Transcribe each of the records below exactly, excluding all pictures.
=======
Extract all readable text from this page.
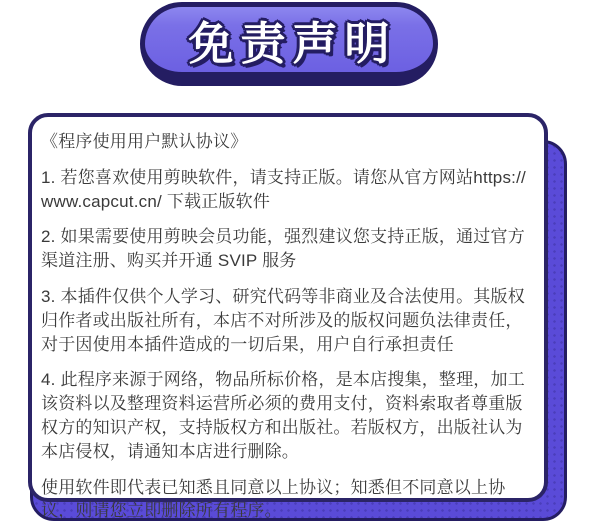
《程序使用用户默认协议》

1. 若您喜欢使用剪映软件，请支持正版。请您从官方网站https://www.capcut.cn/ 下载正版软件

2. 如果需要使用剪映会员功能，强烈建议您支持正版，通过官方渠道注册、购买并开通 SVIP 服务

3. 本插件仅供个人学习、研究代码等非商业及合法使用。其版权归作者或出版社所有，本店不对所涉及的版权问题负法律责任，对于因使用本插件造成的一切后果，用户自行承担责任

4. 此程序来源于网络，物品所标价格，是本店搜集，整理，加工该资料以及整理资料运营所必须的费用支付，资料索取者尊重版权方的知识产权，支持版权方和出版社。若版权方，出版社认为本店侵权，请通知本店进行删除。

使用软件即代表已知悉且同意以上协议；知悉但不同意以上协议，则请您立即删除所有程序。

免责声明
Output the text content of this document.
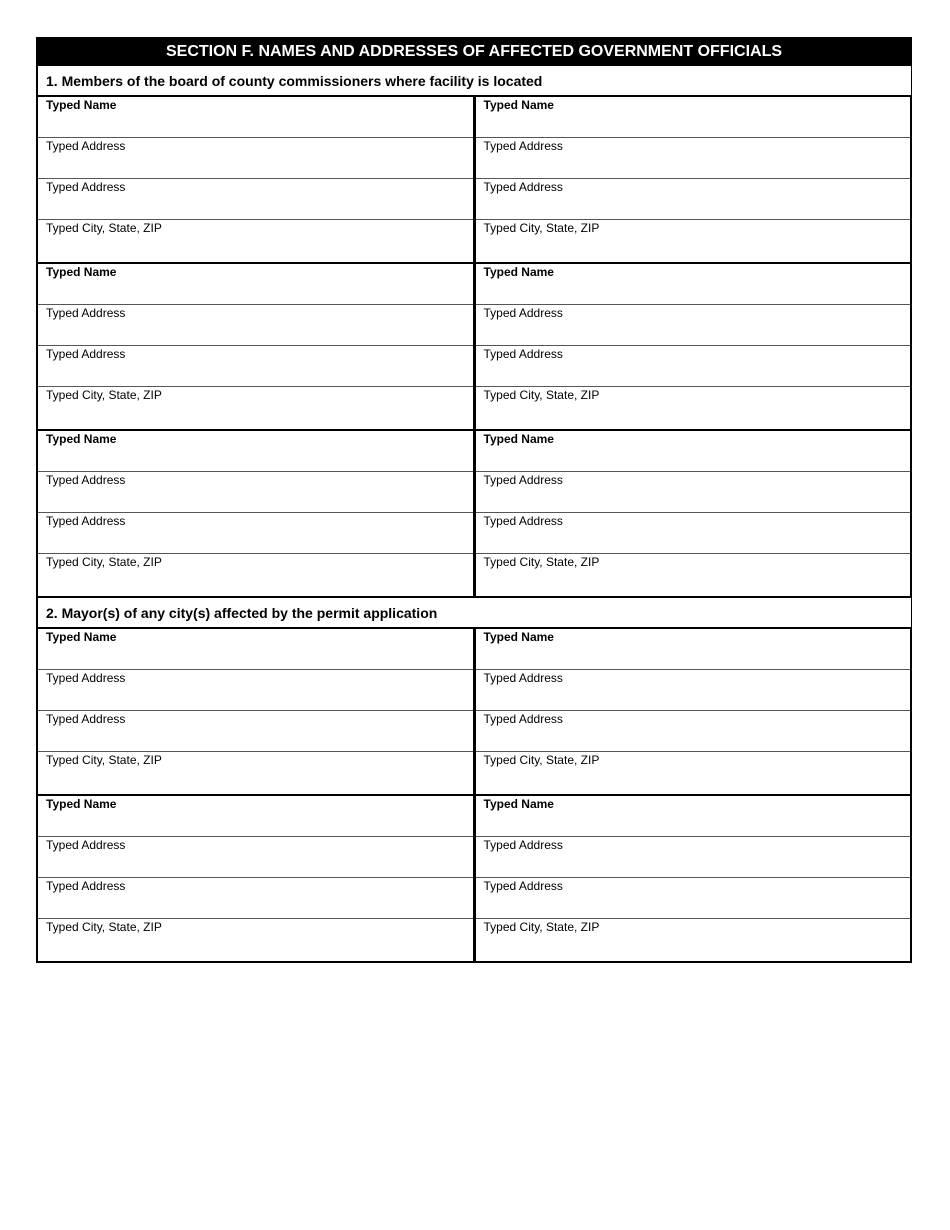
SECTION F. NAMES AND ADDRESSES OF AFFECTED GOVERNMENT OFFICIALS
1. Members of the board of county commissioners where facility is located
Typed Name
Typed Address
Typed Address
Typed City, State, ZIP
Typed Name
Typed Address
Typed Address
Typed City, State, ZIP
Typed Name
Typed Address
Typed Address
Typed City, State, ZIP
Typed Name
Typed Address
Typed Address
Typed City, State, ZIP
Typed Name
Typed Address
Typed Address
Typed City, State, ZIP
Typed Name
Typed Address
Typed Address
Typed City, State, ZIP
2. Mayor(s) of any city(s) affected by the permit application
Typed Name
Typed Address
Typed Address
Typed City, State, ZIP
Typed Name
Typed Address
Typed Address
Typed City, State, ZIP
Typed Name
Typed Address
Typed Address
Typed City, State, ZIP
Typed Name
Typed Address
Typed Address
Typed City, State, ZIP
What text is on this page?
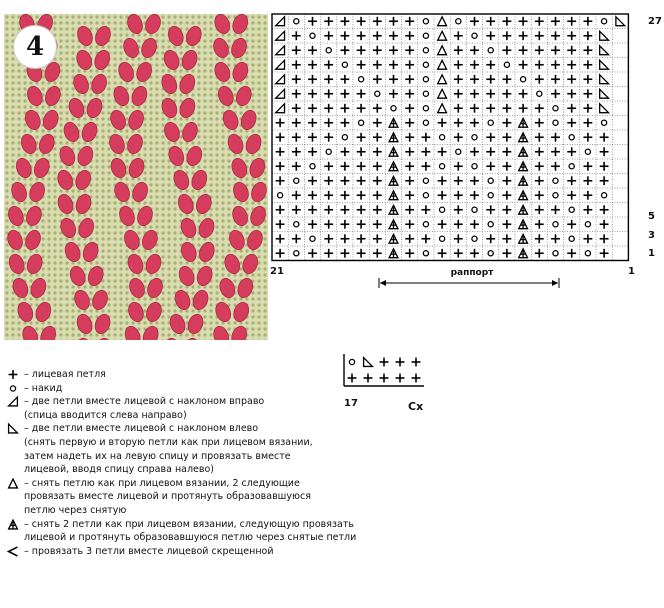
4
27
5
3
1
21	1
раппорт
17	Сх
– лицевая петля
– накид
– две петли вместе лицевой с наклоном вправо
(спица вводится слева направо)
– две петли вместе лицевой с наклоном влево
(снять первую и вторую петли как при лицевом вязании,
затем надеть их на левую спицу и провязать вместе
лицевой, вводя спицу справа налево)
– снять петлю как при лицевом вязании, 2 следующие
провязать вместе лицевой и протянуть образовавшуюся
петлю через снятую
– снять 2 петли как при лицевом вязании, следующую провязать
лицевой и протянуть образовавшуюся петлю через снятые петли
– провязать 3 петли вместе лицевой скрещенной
=======
(Reply):
Extract all readable text from this page.
《程序使用用户默认协议》

1. 若您喜欢使用剪映软件，请支持正版。请您从官方网站https://www.capcut.cn/ 下载正版软件

2. 如果需要使用剪映会员功能，强烈建议您支持正版，通过官方渠道注册、购买并开通 SVIP 服务

3. 本插件仅供个人学习、研究代码等非商业及合法使用。其版权归作者或出版社所有，本店不对所涉及的版权问题负法律责任，对于因使用本插件造成的一切后果，用户自行承担责任

4. 此程序来源于网络，物品所标价格，是本店搜集，整理，加工该资料以及整理资料运营所必须的费用支付，资料索取者尊重版权方的知识产权，支持版权方和出版社。若版权方，出版社认为本店侵权，请通知本店进行删除。

使用软件即代表已知悉且同意以上协议；知悉但不同意以上协议，则请您立即删除所有程序。

免责声明
Output the text content of this document.
SECTION F. NAMES AND ADDRESSES OF AFFECTED GOVERNMENT OFFICIALS
1. Members of the board of county commissioners where facility is located
Typed Name
Typed Address
Typed Address
Typed City, State, ZIP
Typed Name
Typed Address
Typed Address
Typed City, State, ZIP
Typed Name
Typed Address
Typed Address
Typed City, State, ZIP
Typed Name
Typed Address
Typed Address
Typed City, State, ZIP
Typed Name
Typed Address
Typed Address
Typed City, State, ZIP
Typed Name
Typed Address
Typed Address
Typed City, State, ZIP
2. Mayor(s) of any city(s) affected by the permit application
Typed Name
Typed Address
Typed Address
Typed City, State, ZIP
Typed Name
Typed Address
Typed Address
Typed City, State, ZIP
Typed Name
Typed Address
Typed Address
Typed City, State, ZIP
Typed Name
Typed Address
Typed Address
Typed City, State, ZIP
What text is on this page?
4
27
5
3
1
21	1
раппорт
17	Сх
– лицевая петля
– накид
– две петли вместе лицевой с наклоном вправо
(спица вводится слева направо)
– две петли вместе лицевой с наклоном влево
(снять первую и вторую петли как при лицевом вязании,
затем надеть их на левую спицу и провязать вместе
лицевой, вводя спицу справа налево)
– снять петлю как при лицевом вязании, 2 следующие
провязать вместе лицевой и протянуть образовавшуюся
петлю через снятую
– снять 2 петли как при лицевом вязании, следующую провязать
лицевой и протянуть образовавшуюся петлю через снятые петли
– провязать 3 петли вместе лицевой скрещенной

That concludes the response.